Extracted data entries:
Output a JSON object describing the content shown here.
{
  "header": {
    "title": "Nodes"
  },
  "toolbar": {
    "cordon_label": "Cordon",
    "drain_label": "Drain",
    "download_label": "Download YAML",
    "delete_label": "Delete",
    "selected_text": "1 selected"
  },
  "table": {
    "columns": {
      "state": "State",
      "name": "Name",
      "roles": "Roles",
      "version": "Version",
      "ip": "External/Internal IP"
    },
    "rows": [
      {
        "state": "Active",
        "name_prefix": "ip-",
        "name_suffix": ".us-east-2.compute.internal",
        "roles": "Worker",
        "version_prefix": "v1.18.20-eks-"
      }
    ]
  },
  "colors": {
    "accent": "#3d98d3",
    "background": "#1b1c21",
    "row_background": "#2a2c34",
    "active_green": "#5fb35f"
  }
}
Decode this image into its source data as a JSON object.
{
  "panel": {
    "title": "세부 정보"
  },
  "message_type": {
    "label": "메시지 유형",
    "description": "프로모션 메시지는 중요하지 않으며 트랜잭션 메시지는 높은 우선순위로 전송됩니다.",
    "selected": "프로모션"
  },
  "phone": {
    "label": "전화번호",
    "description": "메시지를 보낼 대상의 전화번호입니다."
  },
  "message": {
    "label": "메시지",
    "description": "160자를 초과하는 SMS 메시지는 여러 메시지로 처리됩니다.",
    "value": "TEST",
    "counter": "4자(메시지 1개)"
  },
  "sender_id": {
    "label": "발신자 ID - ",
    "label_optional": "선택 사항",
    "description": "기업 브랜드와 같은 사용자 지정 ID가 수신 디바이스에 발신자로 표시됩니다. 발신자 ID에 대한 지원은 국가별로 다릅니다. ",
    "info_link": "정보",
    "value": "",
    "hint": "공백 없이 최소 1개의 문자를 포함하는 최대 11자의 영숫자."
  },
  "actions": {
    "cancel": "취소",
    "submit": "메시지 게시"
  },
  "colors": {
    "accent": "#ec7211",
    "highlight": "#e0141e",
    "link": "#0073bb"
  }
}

■ Required work:
Transcribe every entry exactly, omitting nothing.

■ Completed task:
Output a JSON object describing the content shown here.
{
  "header": {
    "title": "Nodes"
  },
  "toolbar": {
    "cordon_label": "Cordon",
    "drain_label": "Drain",
    "download_label": "Download YAML",
    "delete_label": "Delete",
    "selected_text": "1 selected"
  },
  "table": {
    "columns": {
      "state": "State",
      "name": "Name",
      "roles": "Roles",
      "version": "Version",
      "ip": "External/Internal IP"
    },
    "rows": [
      {
        "state": "Active",
        "name_prefix": "ip-",
        "name_suffix": ".us-east-2.compute.internal",
        "roles": "Worker",
        "version_prefix": "v1.18.20-eks-"
      }
    ]
  },
  "colors": {
    "accent": "#3d98d3",
    "background": "#1b1c21",
    "row_background": "#2a2c34",
    "active_green": "#5fb35f"
  }
}
Decode this image into its source data as a JSON object.
{
  "panel": {
    "title": "세부 정보"
  },
  "message_type": {
    "label": "메시지 유형",
    "description": "프로모션 메시지는 중요하지 않으며 트랜잭션 메시지는 높은 우선순위로 전송됩니다.",
    "selected": "프로모션"
  },
  "phone": {
    "label": "전화번호",
    "description": "메시지를 보낼 대상의 전화번호입니다."
  },
  "message": {
    "label": "메시지",
    "description": "160자를 초과하는 SMS 메시지는 여러 메시지로 처리됩니다.",
    "value": "TEST",
    "counter": "4자(메시지 1개)"
  },
  "sender_id": {
    "label": "발신자 ID - ",
    "label_optional": "선택 사항",
    "description": "기업 브랜드와 같은 사용자 지정 ID가 수신 디바이스에 발신자로 표시됩니다. 발신자 ID에 대한 지원은 국가별로 다릅니다. ",
    "info_link": "정보",
    "value": "",
    "hint": "공백 없이 최소 1개의 문자를 포함하는 최대 11자의 영숫자."
  },
  "actions": {
    "cancel": "취소",
    "submit": "메시지 게시"
  },
  "colors": {
    "accent": "#ec7211",
    "highlight": "#e0141e",
    "link": "#0073bb"
  }
}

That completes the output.